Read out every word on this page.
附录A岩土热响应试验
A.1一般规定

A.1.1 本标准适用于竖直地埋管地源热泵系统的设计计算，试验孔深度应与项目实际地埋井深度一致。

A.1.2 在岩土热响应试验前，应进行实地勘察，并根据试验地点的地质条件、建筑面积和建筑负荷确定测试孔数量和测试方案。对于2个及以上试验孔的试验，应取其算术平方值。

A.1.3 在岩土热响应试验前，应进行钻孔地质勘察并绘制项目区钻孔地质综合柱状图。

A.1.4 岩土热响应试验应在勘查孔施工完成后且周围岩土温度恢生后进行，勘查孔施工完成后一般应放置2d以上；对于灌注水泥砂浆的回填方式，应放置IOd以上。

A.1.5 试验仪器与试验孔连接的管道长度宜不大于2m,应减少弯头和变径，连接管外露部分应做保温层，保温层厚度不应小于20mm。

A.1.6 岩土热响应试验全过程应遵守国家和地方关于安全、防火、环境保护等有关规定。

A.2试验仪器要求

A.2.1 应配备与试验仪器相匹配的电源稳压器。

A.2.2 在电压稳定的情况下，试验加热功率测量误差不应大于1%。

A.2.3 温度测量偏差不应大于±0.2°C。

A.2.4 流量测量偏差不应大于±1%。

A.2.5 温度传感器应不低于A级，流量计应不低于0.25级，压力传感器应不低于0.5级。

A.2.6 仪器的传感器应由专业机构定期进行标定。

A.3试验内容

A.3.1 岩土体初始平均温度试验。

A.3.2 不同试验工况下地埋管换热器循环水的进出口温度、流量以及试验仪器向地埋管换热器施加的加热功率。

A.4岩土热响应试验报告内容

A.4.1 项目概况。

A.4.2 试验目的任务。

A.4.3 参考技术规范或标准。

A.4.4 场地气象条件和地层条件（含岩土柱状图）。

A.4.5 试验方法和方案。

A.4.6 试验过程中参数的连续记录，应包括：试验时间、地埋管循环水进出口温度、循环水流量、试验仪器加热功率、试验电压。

_ _ _ _ _ _ _

#### EXERCISE DIRECTIONS
Copy every record exactly, with nothing added or dropped.

#### RESULT FOR THIS EXERCISE
Read out every word on this page.
附录A岩土热响应试验
A.1一般规定

A.1.1 本标准适用于竖直地埋管地源热泵系统的设计计算，试验孔深度应与项目实际地埋井深度一致。

A.1.2 在岩土热响应试验前，应进行实地勘察，并根据试验地点的地质条件、建筑面积和建筑负荷确定测试孔数量和测试方案。对于2个及以上试验孔的试验，应取其算术平方值。

A.1.3 在岩土热响应试验前，应进行钻孔地质勘察并绘制项目区钻孔地质综合柱状图。

A.1.4 岩土热响应试验应在勘查孔施工完成后且周围岩土温度恢生后进行，勘查孔施工完成后一般应放置2d以上；对于灌注水泥砂浆的回填方式，应放置IOd以上。

A.1.5 试验仪器与试验孔连接的管道长度宜不大于2m,应减少弯头和变径，连接管外露部分应做保温层，保温层厚度不应小于20mm。

A.1.6 岩土热响应试验全过程应遵守国家和地方关于安全、防火、环境保护等有关规定。

A.2试验仪器要求

A.2.1 应配备与试验仪器相匹配的电源稳压器。

A.2.2 在电压稳定的情况下，试验加热功率测量误差不应大于1%。

A.2.3 温度测量偏差不应大于±0.2°C。

A.2.4 流量测量偏差不应大于±1%。

A.2.5 温度传感器应不低于A级，流量计应不低于0.25级，压力传感器应不低于0.5级。

A.2.6 仪器的传感器应由专业机构定期进行标定。

A.3试验内容

A.3.1 岩土体初始平均温度试验。

A.3.2 不同试验工况下地埋管换热器循环水的进出口温度、流量以及试验仪器向地埋管换热器施加的加热功率。

A.4岩土热响应试验报告内容

A.4.1 项目概况。

A.4.2 试验目的任务。

A.4.3 参考技术规范或标准。

A.4.4 场地气象条件和地层条件（含岩土柱状图）。

A.4.5 试验方法和方案。

A.4.6 试验过程中参数的连续记录，应包括：试验时间、地埋管循环水进出口温度、循环水流量、试验仪器加热功率、试验电压。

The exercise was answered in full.